REQUIREMENT >> Where does the string "with" appear? Copy every line of the entries below that holds it.

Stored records
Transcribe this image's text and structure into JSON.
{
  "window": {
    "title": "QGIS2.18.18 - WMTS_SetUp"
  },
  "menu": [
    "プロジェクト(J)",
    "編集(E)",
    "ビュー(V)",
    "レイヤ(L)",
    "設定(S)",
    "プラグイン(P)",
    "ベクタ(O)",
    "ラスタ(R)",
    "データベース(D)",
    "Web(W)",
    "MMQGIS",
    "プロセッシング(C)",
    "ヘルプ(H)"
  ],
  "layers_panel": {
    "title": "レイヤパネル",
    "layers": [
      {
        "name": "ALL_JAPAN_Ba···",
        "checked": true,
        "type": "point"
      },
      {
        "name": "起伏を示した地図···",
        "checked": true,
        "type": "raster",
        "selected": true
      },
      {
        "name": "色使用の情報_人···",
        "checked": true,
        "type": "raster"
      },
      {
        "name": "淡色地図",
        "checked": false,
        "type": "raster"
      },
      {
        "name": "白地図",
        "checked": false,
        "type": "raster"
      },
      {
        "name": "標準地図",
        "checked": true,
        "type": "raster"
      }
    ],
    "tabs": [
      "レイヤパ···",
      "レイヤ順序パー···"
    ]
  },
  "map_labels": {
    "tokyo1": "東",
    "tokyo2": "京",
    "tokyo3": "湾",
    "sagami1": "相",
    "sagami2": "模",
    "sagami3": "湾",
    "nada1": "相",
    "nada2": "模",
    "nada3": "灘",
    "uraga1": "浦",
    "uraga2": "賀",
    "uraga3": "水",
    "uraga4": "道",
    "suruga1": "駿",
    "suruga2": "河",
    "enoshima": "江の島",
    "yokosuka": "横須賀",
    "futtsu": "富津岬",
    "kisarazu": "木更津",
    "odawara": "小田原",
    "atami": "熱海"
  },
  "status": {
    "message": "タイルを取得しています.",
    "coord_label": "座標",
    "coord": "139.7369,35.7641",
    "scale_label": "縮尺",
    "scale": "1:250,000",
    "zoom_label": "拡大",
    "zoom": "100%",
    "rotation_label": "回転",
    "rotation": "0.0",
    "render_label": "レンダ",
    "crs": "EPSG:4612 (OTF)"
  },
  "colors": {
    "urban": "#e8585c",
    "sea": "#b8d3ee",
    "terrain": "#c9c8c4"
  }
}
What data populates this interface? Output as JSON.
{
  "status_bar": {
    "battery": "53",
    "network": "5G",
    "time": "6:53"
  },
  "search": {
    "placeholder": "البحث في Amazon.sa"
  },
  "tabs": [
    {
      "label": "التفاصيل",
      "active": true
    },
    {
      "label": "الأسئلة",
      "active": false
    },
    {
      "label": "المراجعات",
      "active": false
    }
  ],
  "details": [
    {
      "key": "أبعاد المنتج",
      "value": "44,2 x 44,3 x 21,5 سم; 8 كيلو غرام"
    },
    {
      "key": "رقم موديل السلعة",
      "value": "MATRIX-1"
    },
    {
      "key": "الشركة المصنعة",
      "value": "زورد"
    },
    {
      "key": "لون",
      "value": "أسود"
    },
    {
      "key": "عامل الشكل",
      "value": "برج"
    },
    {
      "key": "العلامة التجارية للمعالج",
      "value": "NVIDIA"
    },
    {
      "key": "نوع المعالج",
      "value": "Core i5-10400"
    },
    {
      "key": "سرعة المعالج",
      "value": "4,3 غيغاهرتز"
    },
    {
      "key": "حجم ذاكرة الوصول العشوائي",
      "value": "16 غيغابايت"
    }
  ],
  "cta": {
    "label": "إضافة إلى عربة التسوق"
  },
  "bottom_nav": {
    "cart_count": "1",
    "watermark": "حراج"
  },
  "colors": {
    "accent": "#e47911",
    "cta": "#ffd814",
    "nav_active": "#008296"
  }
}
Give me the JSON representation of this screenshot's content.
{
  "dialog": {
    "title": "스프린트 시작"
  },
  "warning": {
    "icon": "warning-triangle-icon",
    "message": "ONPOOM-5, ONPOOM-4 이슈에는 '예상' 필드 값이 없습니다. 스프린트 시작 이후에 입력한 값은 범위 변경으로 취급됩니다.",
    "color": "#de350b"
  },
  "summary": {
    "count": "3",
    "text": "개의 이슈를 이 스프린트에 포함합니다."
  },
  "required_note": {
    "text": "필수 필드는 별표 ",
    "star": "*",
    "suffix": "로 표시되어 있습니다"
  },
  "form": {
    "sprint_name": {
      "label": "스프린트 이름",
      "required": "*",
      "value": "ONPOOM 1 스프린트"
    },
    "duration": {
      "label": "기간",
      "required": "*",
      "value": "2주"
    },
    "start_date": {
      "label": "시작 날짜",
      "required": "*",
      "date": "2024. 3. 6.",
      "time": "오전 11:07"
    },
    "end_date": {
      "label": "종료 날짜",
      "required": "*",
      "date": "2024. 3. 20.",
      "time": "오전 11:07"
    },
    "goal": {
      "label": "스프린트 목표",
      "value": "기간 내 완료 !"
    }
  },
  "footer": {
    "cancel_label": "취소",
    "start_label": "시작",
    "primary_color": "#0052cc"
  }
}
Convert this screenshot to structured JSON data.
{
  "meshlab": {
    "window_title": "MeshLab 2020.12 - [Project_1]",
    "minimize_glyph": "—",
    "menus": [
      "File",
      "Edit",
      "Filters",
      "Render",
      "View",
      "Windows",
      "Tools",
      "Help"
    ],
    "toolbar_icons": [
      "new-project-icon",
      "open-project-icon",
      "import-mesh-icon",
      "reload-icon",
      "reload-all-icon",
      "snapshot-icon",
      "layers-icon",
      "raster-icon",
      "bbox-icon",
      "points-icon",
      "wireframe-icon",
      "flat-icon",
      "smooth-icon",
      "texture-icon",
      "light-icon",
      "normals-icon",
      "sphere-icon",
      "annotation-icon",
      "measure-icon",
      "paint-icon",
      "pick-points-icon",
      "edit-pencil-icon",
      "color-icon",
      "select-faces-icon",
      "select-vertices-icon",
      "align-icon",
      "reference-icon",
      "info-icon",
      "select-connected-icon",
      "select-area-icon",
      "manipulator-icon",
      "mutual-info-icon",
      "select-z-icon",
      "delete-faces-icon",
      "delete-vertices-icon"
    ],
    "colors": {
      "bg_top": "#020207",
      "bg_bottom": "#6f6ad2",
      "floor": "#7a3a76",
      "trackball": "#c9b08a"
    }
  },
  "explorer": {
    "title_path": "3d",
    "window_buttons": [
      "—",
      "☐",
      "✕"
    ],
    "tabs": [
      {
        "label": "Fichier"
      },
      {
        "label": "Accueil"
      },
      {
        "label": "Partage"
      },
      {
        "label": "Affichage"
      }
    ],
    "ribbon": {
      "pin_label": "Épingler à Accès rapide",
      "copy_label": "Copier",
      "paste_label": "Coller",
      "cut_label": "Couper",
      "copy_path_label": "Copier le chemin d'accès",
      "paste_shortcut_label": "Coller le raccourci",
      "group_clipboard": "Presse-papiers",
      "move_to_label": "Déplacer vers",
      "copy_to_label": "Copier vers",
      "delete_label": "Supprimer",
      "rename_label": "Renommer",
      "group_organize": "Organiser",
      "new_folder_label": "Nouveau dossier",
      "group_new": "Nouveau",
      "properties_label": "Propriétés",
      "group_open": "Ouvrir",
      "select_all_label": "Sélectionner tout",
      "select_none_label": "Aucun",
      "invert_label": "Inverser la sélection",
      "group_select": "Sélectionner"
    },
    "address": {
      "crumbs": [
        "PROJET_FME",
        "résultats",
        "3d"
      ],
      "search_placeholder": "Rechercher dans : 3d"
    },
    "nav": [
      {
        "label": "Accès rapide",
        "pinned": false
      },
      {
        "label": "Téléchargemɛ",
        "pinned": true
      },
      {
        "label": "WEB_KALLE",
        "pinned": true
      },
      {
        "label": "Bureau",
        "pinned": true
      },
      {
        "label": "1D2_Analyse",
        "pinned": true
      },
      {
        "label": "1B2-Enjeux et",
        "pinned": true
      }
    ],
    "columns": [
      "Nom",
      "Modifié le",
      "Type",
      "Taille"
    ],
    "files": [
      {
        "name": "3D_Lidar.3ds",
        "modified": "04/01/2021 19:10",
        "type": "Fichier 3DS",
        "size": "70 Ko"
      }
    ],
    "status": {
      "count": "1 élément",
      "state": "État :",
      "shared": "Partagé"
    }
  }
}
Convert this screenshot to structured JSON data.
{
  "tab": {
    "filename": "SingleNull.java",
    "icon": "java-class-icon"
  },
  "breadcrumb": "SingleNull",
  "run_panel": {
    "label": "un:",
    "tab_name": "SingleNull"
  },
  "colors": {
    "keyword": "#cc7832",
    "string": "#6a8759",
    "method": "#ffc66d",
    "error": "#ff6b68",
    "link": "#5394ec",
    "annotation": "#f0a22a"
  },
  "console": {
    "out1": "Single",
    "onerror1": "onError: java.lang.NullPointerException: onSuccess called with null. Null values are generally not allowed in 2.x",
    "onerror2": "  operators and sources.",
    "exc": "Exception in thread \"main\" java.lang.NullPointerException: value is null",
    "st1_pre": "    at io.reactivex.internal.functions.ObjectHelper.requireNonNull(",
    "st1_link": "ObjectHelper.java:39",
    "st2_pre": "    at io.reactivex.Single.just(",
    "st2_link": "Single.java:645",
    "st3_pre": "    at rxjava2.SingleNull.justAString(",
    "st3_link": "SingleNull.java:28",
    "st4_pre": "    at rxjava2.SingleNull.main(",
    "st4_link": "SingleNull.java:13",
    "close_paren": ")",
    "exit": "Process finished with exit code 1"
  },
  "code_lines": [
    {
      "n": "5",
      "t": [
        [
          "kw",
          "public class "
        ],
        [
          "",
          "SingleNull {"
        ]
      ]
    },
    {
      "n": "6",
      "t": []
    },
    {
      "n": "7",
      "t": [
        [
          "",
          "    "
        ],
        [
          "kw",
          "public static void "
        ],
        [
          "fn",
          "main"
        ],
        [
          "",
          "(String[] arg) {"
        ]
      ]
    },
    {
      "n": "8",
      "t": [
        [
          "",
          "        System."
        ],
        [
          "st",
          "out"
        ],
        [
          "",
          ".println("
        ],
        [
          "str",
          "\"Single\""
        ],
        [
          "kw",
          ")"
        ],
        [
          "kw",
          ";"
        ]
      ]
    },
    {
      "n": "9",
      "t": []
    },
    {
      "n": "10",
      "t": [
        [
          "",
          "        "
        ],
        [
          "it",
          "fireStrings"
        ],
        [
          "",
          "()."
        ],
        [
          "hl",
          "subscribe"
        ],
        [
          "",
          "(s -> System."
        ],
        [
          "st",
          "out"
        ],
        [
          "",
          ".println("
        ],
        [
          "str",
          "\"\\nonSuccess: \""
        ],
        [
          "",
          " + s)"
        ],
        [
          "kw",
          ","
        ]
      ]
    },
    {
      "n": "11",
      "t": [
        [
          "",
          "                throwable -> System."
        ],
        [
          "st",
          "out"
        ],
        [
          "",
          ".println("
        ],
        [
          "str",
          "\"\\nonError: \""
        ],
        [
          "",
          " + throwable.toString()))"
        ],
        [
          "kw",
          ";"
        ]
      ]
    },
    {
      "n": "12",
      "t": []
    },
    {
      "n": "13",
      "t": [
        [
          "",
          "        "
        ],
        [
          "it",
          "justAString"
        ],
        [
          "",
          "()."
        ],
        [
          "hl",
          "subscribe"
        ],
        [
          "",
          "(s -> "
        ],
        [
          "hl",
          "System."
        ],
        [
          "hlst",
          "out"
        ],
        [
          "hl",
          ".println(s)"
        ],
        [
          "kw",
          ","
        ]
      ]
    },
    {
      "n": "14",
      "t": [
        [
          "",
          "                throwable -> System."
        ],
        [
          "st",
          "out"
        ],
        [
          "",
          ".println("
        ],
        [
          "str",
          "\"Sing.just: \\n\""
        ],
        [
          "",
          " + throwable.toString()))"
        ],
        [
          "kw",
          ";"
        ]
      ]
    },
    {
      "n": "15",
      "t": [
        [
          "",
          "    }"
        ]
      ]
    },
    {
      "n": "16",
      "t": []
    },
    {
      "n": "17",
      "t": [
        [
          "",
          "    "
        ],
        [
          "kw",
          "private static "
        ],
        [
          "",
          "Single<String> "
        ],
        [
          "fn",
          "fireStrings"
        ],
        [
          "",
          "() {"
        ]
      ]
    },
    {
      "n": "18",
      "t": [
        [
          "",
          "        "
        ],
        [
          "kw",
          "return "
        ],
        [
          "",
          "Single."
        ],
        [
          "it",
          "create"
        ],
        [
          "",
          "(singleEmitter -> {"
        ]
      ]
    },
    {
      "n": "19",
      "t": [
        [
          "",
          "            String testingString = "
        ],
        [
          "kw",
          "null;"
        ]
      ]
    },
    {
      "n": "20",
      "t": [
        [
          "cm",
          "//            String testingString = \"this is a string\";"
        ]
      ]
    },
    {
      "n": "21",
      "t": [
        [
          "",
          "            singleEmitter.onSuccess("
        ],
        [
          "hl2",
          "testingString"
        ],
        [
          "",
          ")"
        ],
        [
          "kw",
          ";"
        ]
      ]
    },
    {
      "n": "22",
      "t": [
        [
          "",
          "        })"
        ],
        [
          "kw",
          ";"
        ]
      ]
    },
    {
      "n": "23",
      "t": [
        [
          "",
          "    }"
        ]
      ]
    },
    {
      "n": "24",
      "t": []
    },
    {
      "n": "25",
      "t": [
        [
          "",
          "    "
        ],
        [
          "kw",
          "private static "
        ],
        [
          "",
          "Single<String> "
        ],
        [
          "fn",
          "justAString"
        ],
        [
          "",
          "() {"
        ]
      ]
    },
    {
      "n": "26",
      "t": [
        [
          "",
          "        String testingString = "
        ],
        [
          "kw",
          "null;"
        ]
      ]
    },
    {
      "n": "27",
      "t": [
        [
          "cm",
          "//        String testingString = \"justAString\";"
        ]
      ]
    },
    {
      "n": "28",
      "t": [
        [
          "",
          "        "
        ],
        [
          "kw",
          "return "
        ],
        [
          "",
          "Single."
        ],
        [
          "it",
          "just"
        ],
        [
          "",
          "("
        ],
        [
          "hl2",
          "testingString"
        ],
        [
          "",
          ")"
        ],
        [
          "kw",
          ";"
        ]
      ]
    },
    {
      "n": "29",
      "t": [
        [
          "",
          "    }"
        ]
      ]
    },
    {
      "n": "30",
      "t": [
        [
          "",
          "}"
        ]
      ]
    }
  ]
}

OUTPUT BELOW >>
    "onerror1": "onError: java.lang.NullPointerException: onSuccess called with null. Null values are generally not allowed in 2.x",
    "exit": "Process finished with exit code 1"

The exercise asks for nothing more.